• _TASK DETAILS_: Repeat every line of the data exactly, but not the pictures.
--- Start of DATA PROVIDED ---
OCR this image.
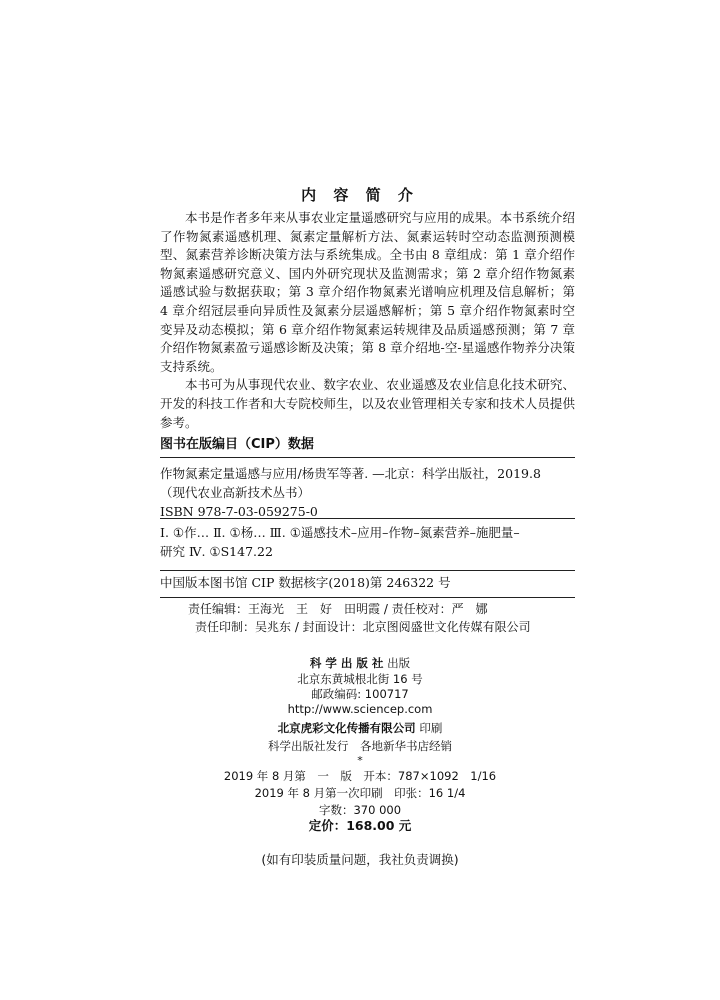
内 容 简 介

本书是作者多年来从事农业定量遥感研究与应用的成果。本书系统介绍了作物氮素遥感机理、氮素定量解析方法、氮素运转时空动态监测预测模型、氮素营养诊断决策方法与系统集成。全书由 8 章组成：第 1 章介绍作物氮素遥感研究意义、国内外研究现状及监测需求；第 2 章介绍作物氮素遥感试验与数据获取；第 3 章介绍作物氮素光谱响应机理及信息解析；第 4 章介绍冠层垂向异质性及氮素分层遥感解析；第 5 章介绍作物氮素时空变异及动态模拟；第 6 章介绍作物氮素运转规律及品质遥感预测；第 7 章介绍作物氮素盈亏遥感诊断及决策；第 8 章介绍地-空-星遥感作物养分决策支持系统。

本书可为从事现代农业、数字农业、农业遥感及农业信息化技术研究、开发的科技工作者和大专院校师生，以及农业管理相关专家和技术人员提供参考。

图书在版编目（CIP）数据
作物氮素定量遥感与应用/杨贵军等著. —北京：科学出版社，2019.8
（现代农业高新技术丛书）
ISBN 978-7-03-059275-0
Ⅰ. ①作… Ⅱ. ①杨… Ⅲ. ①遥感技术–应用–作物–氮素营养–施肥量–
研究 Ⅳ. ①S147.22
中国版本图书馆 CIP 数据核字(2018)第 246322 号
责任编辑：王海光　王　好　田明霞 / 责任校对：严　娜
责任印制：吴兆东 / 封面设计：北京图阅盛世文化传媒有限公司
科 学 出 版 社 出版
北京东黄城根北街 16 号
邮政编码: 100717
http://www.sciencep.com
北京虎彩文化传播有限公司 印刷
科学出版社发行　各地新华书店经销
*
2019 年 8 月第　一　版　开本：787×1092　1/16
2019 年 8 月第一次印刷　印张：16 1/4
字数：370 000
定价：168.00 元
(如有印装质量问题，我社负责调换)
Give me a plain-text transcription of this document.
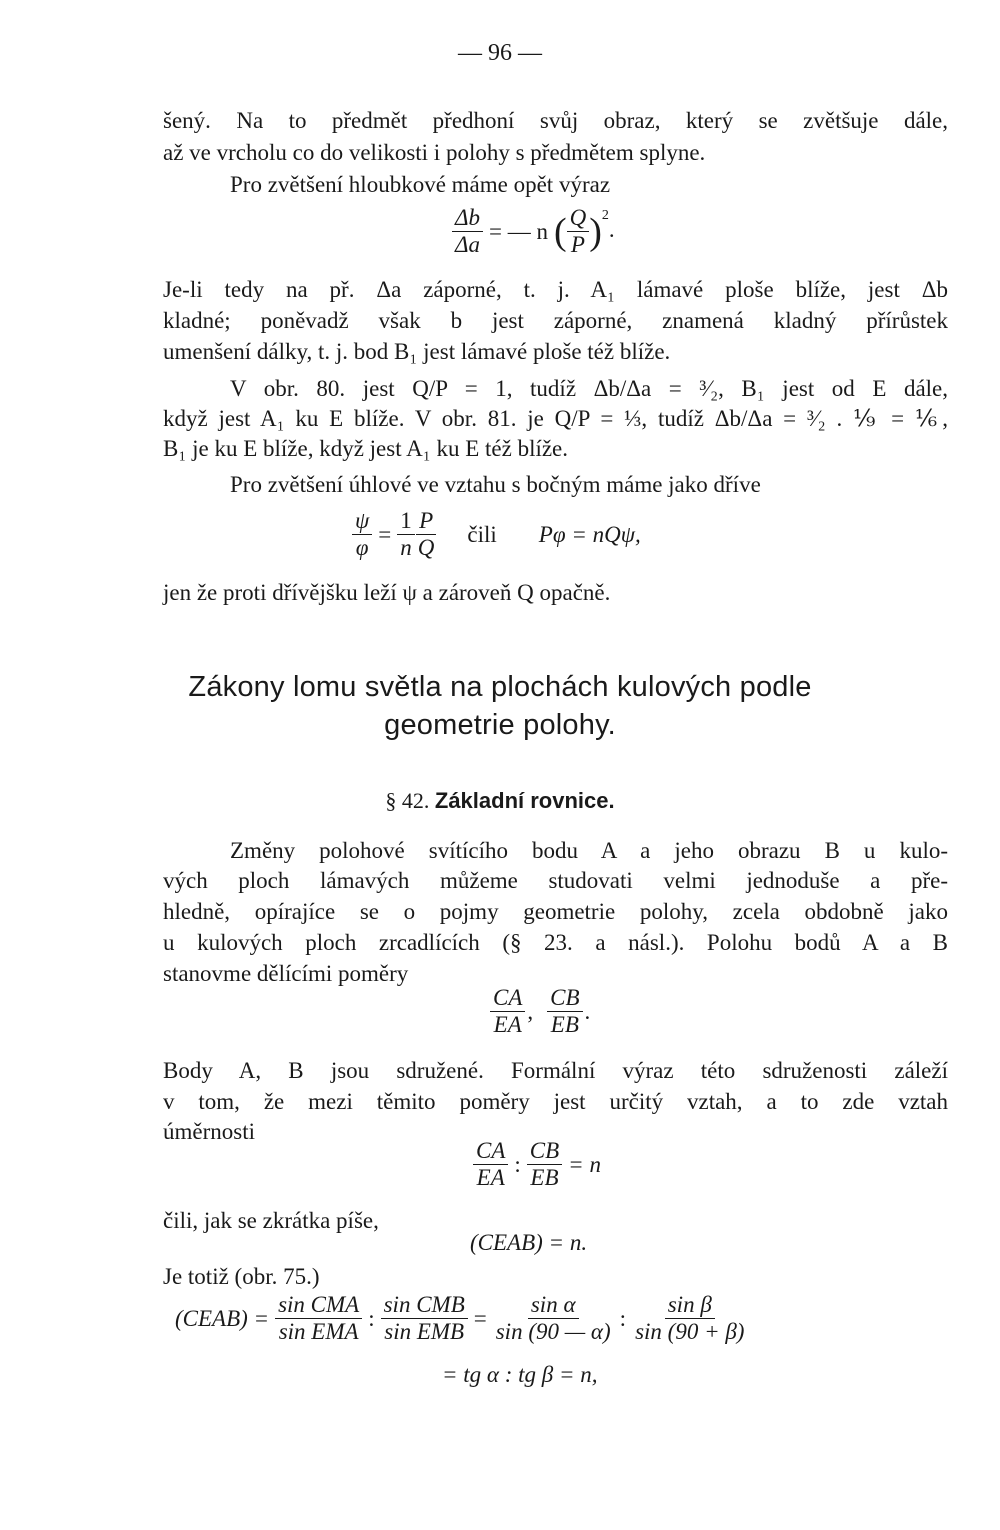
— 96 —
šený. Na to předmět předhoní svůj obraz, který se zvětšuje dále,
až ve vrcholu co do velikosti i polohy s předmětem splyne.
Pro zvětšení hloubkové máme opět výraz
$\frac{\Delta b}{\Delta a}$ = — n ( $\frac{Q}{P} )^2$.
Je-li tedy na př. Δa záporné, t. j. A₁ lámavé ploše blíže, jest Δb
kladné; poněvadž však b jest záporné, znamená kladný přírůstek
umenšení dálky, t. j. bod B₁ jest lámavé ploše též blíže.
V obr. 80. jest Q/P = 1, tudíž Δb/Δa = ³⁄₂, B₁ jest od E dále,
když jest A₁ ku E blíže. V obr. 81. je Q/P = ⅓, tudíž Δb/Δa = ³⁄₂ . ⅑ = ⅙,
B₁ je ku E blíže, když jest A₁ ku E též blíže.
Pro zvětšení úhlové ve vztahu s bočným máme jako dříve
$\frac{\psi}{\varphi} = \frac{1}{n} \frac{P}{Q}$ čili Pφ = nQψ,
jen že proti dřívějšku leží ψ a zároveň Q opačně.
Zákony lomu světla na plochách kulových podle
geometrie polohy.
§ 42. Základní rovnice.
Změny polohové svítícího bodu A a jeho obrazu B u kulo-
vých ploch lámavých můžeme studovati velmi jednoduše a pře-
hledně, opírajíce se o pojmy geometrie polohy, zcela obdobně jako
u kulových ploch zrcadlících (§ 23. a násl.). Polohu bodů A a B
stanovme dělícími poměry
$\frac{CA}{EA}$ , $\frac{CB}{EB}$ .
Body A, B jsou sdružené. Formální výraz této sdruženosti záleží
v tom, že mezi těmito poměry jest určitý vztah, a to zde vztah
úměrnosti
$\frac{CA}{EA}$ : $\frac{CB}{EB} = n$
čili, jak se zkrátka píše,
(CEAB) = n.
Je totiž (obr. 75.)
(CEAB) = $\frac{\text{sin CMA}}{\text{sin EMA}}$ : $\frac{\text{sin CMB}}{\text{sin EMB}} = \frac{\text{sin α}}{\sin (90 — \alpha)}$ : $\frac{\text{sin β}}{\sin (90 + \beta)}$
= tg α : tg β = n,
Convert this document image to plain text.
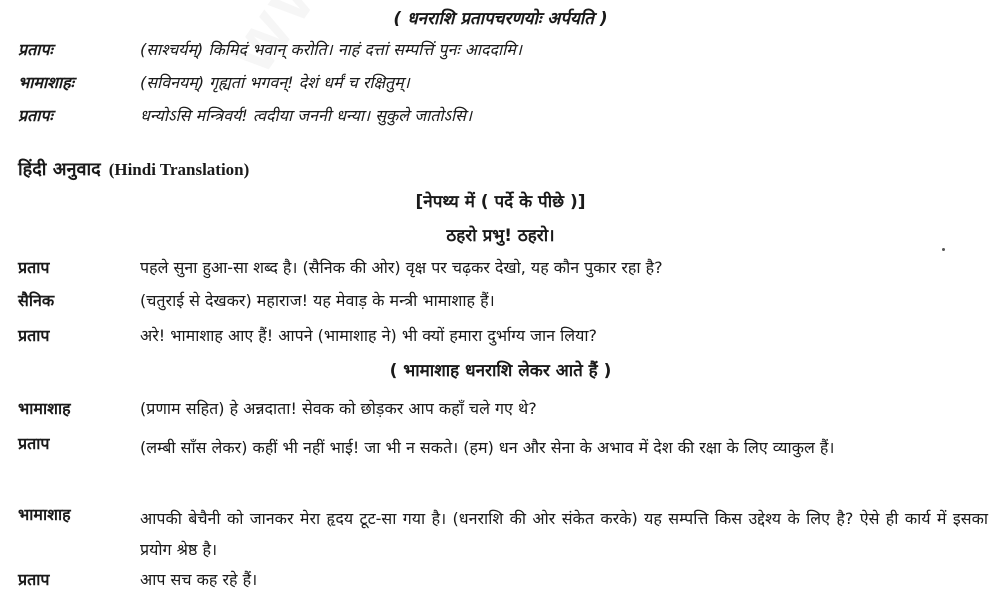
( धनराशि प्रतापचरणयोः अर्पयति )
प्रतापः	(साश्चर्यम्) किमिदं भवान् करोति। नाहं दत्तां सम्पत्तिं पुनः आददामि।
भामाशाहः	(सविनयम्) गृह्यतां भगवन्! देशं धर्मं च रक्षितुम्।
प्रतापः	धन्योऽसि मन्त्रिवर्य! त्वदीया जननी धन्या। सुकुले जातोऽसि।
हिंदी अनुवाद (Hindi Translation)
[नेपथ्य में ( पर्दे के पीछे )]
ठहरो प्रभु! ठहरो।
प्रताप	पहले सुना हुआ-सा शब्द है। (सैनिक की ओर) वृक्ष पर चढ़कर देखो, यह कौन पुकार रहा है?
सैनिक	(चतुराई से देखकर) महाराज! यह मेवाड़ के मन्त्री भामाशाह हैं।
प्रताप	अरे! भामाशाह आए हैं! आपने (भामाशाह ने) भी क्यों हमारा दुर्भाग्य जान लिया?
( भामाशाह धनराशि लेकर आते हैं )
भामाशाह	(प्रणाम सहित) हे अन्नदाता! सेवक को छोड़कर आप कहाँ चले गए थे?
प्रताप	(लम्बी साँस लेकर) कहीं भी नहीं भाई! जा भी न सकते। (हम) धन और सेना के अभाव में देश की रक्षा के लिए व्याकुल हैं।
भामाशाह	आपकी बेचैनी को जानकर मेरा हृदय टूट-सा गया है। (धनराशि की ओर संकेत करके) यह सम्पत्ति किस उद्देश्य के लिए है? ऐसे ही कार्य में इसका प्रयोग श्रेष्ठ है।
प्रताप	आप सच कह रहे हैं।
--- End of DATA PROVIDED ---
• _THE SOLUTION_:
OCR this image.
内 容 简 介

本书是作者多年来从事农业定量遥感研究与应用的成果。本书系统介绍了作物氮素遥感机理、氮素定量解析方法、氮素运转时空动态监测预测模型、氮素营养诊断决策方法与系统集成。全书由 8 章组成：第 1 章介绍作物氮素遥感研究意义、国内外研究现状及监测需求；第 2 章介绍作物氮素遥感试验与数据获取；第 3 章介绍作物氮素光谱响应机理及信息解析；第 4 章介绍冠层垂向异质性及氮素分层遥感解析；第 5 章介绍作物氮素时空变异及动态模拟；第 6 章介绍作物氮素运转规律及品质遥感预测；第 7 章介绍作物氮素盈亏遥感诊断及决策；第 8 章介绍地-空-星遥感作物养分决策支持系统。

本书可为从事现代农业、数字农业、农业遥感及农业信息化技术研究、开发的科技工作者和大专院校师生，以及农业管理相关专家和技术人员提供参考。

图书在版编目（CIP）数据
作物氮素定量遥感与应用/杨贵军等著. —北京：科学出版社，2019.8
（现代农业高新技术丛书）
ISBN 978-7-03-059275-0
Ⅰ. ①作… Ⅱ. ①杨… Ⅲ. ①遥感技术–应用–作物–氮素营养–施肥量–
研究 Ⅳ. ①S147.22
中国版本图书馆 CIP 数据核字(2018)第 246322 号
责任编辑：王海光　王　好　田明霞 / 责任校对：严　娜
责任印制：吴兆东 / 封面设计：北京图阅盛世文化传媒有限公司
科 学 出 版 社 出版
北京东黄城根北街 16 号
邮政编码: 100717
http://www.sciencep.com
北京虎彩文化传播有限公司 印刷
科学出版社发行　各地新华书店经销
*
2019 年 8 月第　一　版　开本：787×1092　1/16
2019 年 8 月第一次印刷　印张：16 1/4
字数：370 000
定价：168.00 元
(如有印装质量问题，我社负责调换)
Give me a plain-text transcription of this document.
— 96 —
šený. Na to předmět předhoní svůj obraz, který se zvětšuje dále,
až ve vrcholu co do velikosti i polohy s předmětem splyne.
Pro zvětšení hloubkové máme opět výraz
$\frac{\Delta b}{\Delta a}$ = — n ( $\frac{Q}{P} )^2$.
Je-li tedy na př. Δa záporné, t. j. A₁ lámavé ploše blíže, jest Δb
kladné; poněvadž však b jest záporné, znamená kladný přírůstek
umenšení dálky, t. j. bod B₁ jest lámavé ploše též blíže.
V obr. 80. jest Q/P = 1, tudíž Δb/Δa = ³⁄₂, B₁ jest od E dále,
když jest A₁ ku E blíže. V obr. 81. je Q/P = ⅓, tudíž Δb/Δa = ³⁄₂ . ⅑ = ⅙,
B₁ je ku E blíže, když jest A₁ ku E též blíže.
Pro zvětšení úhlové ve vztahu s bočným máme jako dříve
$\frac{\psi}{\varphi} = \frac{1}{n} \frac{P}{Q}$ čili Pφ = nQψ,
jen že proti dřívějšku leží ψ a zároveň Q opačně.
Zákony lomu světla na plochách kulových podle
geometrie polohy.
§ 42. Základní rovnice.
Změny polohové svítícího bodu A a jeho obrazu B u kulo-
vých ploch lámavých můžeme studovati velmi jednoduše a pře-
hledně, opírajíce se o pojmy geometrie polohy, zcela obdobně jako
u kulových ploch zrcadlících (§ 23. a násl.). Polohu bodů A a B
stanovme dělícími poměry
$\frac{CA}{EA}$ , $\frac{CB}{EB}$ .
Body A, B jsou sdružené. Formální výraz této sdruženosti záleží
v tom, že mezi těmito poměry jest určitý vztah, a to zde vztah
úměrnosti
$\frac{CA}{EA}$ : $\frac{CB}{EB} = n$
čili, jak se zkrátka píše,
(CEAB) = n.
Je totiž (obr. 75.)
(CEAB) = $\frac{\text{sin CMA}}{\text{sin EMA}}$ : $\frac{\text{sin CMB}}{\text{sin EMB}} = \frac{\text{sin α}}{\sin (90 — \alpha)}$ : $\frac{\text{sin β}}{\sin (90 + \beta)}$
= tg α : tg β = n,
Convert this document image to plain text.
( धनराशि प्रतापचरणयोः अर्पयति )
प्रतापः	(साश्चर्यम्) किमिदं भवान् करोति। नाहं दत्तां सम्पत्तिं पुनः आददामि।
भामाशाहः	(सविनयम्) गृह्यतां भगवन्! देशं धर्मं च रक्षितुम्।
प्रतापः	धन्योऽसि मन्त्रिवर्य! त्वदीया जननी धन्या। सुकुले जातोऽसि।
हिंदी अनुवाद (Hindi Translation)
[नेपथ्य में ( पर्दे के पीछे )]
ठहरो प्रभु! ठहरो।
प्रताप	पहले सुना हुआ-सा शब्द है। (सैनिक की ओर) वृक्ष पर चढ़कर देखो, यह कौन पुकार रहा है?
सैनिक	(चतुराई से देखकर) महाराज! यह मेवाड़ के मन्त्री भामाशाह हैं।
प्रताप	अरे! भामाशाह आए हैं! आपने (भामाशाह ने) भी क्यों हमारा दुर्भाग्य जान लिया?
( भामाशाह धनराशि लेकर आते हैं )
भामाशाह	(प्रणाम सहित) हे अन्नदाता! सेवक को छोड़कर आप कहाँ चले गए थे?
प्रताप	(लम्बी साँस लेकर) कहीं भी नहीं भाई! जा भी न सकते। (हम) धन और सेना के अभाव में देश की रक्षा के लिए व्याकुल हैं।
भामाशाह	आपकी बेचैनी को जानकर मेरा हृदय टूट-सा गया है। (धनराशि की ओर संकेत करके) यह सम्पत्ति किस उद्देश्य के लिए है? ऐसे ही कार्य में इसका प्रयोग श्रेष्ठ है।
प्रताप	आप सच कह रहे हैं।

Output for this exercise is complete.